| EXERCISE OBJECTIVE |
Output all the data exactly. Pictures do not belong in the copy.
##### STORED RECORDS
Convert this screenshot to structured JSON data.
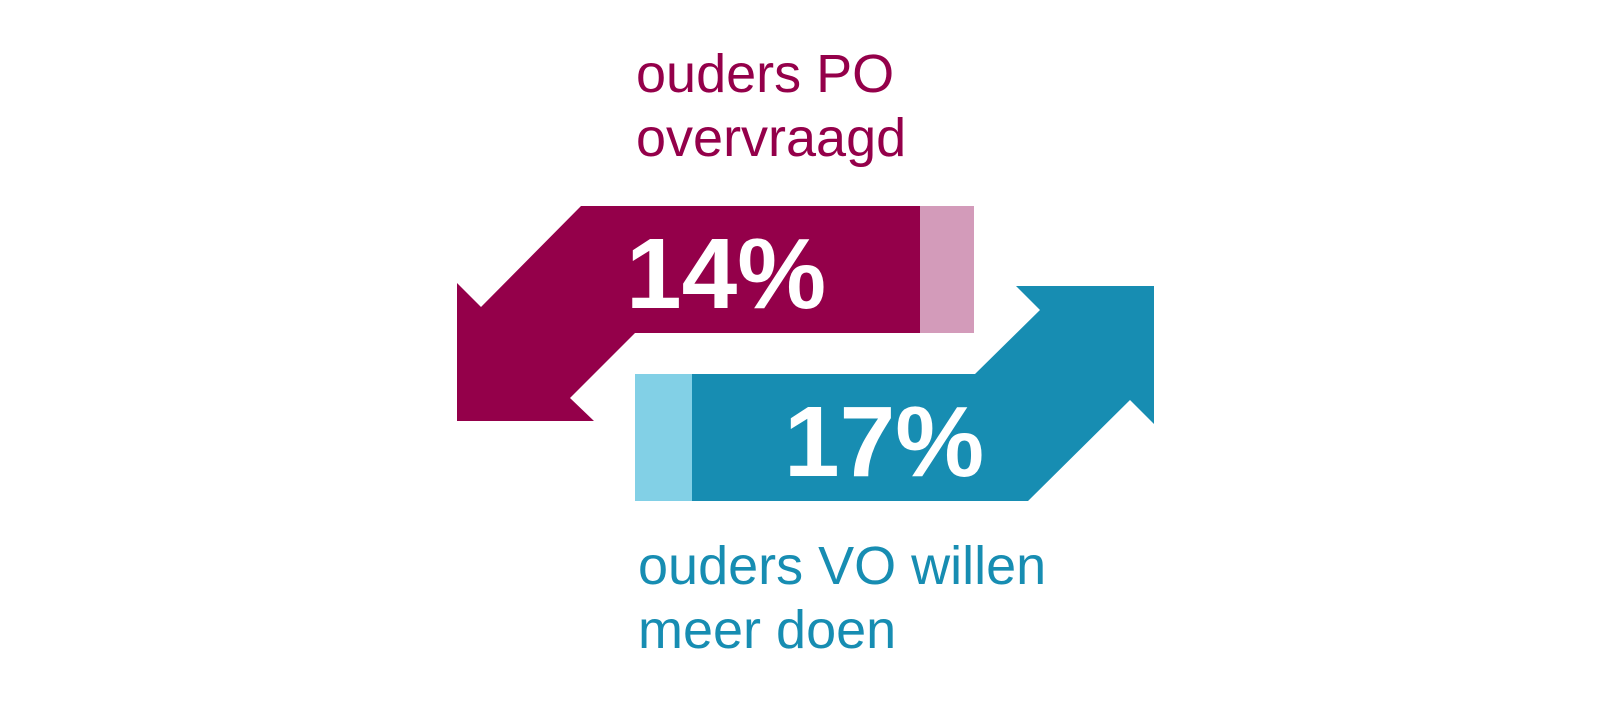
{
  "colors": {
    "po_dark": "#94004A",
    "po_light": "#D39BBA",
    "vo_dark": "#178DB2",
    "vo_light": "#82D0E6",
    "text_on_shape": "#FFFFFF"
  },
  "po": {
    "caption_lines": [
      "ouders PO",
      "overvraagd"
    ],
    "percent_label": "14%",
    "share": 0.14,
    "arrow_direction": "down-left"
  },
  "vo": {
    "caption_lines": [
      "ouders VO willen",
      "meer doen"
    ],
    "percent_label": "17%",
    "share": 0.17,
    "arrow_direction": "up-right"
  }
}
##########
| SOLUTION TO THE PROBLEM |
Convert this screenshot to structured JSON data.
{
  "colors": {
    "po_dark": "#94004A",
    "po_light": "#D39BBA",
    "vo_dark": "#178DB2",
    "vo_light": "#82D0E6",
    "text_on_shape": "#FFFFFF"
  },
  "po": {
    "caption_lines": [
      "ouders PO",
      "overvraagd"
    ],
    "percent_label": "14%",
    "share": 0.14,
    "arrow_direction": "down-left"
  },
  "vo": {
    "caption_lines": [
      "ouders VO willen",
      "meer doen"
    ],
    "percent_label": "17%",
    "share": 0.17,
    "arrow_direction": "up-right"
  }
}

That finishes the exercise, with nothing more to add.